Source data
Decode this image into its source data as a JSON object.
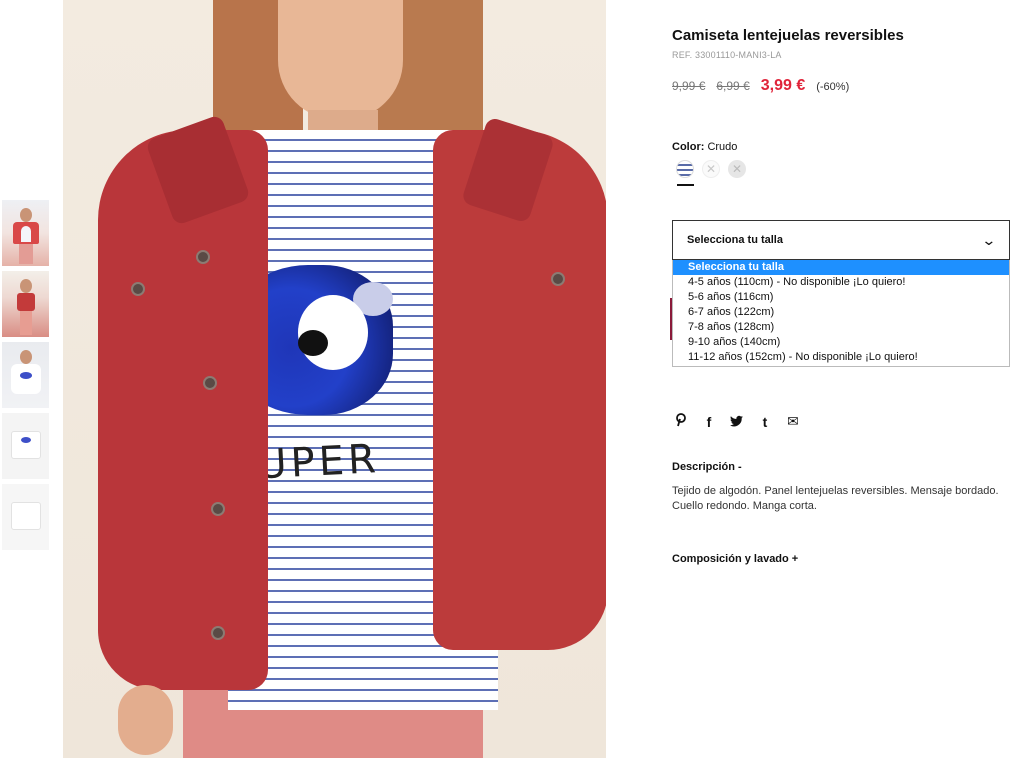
{
  "product": {
    "title": "Camiseta lentejuelas reversibles",
    "ref": "REF. 33001110-MANI3-LA",
    "price_original_1": "9,99 €",
    "price_original_2": "6,99 €",
    "price_current": "3,99 €",
    "discount": "(-60%)"
  },
  "color": {
    "label": "Color:",
    "value": "Crudo",
    "swatches": [
      {
        "name": "crudo-striped",
        "selected": true
      },
      {
        "name": "unavailable",
        "symbol": "✕"
      },
      {
        "name": "unavailable",
        "symbol": "✕"
      }
    ]
  },
  "size": {
    "select_label": "Selecciona tu talla",
    "options": [
      "Selecciona tu talla",
      "4-5 años (110cm) - No disponible ¡Lo quiero!",
      "5-6 años (116cm)",
      "6-7 años (122cm)",
      "7-8 años (128cm)",
      "9-10 años (140cm)",
      "11-12 años (152cm) - No disponible ¡Lo quiero!"
    ],
    "selected_index": 0
  },
  "share_icons": [
    {
      "name": "pinterest-icon",
      "glyph": "℗"
    },
    {
      "name": "facebook-icon",
      "glyph": "f"
    },
    {
      "name": "twitter-icon",
      "glyph": "🐦"
    },
    {
      "name": "tumblr-icon",
      "glyph": "t"
    },
    {
      "name": "email-icon",
      "glyph": "✉"
    }
  ],
  "description": {
    "heading": "Descripción  -",
    "text": "Tejido de algodón. Panel lentejuelas reversibles. Mensaje bordado. Cuello redondo. Manga corta."
  },
  "composition": {
    "heading": "Composición y lavado  +"
  },
  "main_image": {
    "print_text": "SUPER"
  },
  "thumbnails": [
    "thumb-1",
    "thumb-2",
    "thumb-3",
    "thumb-4",
    "thumb-5"
  ],
  "colors": {
    "sale": "#e0243a",
    "selected_option": "#1e90ff"
  }
}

> What needs to be done: Reproduce all entries without any change, and omit the pictures.

> Response to this exercise:
Decode this image into its source data as a JSON object.
{
  "product": {
    "title": "Camiseta lentejuelas reversibles",
    "ref": "REF. 33001110-MANI3-LA",
    "price_original_1": "9,99 €",
    "price_original_2": "6,99 €",
    "price_current": "3,99 €",
    "discount": "(-60%)"
  },
  "color": {
    "label": "Color:",
    "value": "Crudo",
    "swatches": [
      {
        "name": "crudo-striped",
        "selected": true
      },
      {
        "name": "unavailable",
        "symbol": "✕"
      },
      {
        "name": "unavailable",
        "symbol": "✕"
      }
    ]
  },
  "size": {
    "select_label": "Selecciona tu talla",
    "options": [
      "Selecciona tu talla",
      "4-5 años (110cm) - No disponible ¡Lo quiero!",
      "5-6 años (116cm)",
      "6-7 años (122cm)",
      "7-8 años (128cm)",
      "9-10 años (140cm)",
      "11-12 años (152cm) - No disponible ¡Lo quiero!"
    ],
    "selected_index": 0
  },
  "share_icons": [
    {
      "name": "pinterest-icon",
      "glyph": "℗"
    },
    {
      "name": "facebook-icon",
      "glyph": "f"
    },
    {
      "name": "twitter-icon",
      "glyph": "🐦"
    },
    {
      "name": "tumblr-icon",
      "glyph": "t"
    },
    {
      "name": "email-icon",
      "glyph": "✉"
    }
  ],
  "description": {
    "heading": "Descripción  -",
    "text": "Tejido de algodón. Panel lentejuelas reversibles. Mensaje bordado. Cuello redondo. Manga corta."
  },
  "composition": {
    "heading": "Composición y lavado  +"
  },
  "main_image": {
    "print_text": "SUPER"
  },
  "thumbnails": [
    "thumb-1",
    "thumb-2",
    "thumb-3",
    "thumb-4",
    "thumb-5"
  ],
  "colors": {
    "sale": "#e0243a",
    "selected_option": "#1e90ff"
  }
}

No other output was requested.